Task goal => Whenever a line below holds the word "Shade", copy that line.

Supplied data =>
───

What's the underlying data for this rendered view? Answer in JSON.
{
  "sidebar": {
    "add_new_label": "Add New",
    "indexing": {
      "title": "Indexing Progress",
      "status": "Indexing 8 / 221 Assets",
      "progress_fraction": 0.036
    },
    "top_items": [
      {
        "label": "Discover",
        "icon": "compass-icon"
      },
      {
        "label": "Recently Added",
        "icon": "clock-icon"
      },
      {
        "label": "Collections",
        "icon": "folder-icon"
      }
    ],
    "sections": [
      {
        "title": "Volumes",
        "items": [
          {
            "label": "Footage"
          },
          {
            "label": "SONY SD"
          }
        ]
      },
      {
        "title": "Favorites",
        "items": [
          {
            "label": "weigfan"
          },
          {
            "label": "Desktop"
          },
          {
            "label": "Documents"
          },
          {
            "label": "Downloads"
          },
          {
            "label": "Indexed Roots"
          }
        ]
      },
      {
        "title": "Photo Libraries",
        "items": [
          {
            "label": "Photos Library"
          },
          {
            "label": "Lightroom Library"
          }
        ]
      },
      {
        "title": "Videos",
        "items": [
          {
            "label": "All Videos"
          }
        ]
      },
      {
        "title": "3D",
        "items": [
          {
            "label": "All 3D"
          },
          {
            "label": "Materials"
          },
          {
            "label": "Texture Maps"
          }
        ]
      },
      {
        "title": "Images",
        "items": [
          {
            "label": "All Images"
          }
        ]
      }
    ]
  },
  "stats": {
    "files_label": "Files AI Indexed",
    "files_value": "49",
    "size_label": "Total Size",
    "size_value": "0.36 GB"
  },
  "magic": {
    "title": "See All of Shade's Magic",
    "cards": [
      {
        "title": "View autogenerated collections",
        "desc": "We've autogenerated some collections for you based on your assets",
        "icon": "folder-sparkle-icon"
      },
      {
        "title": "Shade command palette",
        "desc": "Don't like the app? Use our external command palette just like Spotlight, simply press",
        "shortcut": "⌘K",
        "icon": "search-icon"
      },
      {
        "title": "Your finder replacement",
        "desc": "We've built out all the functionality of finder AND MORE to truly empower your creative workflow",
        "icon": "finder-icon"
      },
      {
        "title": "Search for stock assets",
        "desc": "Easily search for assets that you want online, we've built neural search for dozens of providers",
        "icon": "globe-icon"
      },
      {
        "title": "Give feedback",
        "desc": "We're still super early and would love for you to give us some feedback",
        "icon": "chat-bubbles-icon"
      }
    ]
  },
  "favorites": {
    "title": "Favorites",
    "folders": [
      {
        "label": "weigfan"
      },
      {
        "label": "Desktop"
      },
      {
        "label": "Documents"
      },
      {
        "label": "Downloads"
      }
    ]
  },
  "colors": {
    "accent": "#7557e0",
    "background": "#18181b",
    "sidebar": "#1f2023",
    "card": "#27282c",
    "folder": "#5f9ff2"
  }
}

───

Correct answer =>
    "title": "See All of Shade's Magic",
        "title": "Shade command palette",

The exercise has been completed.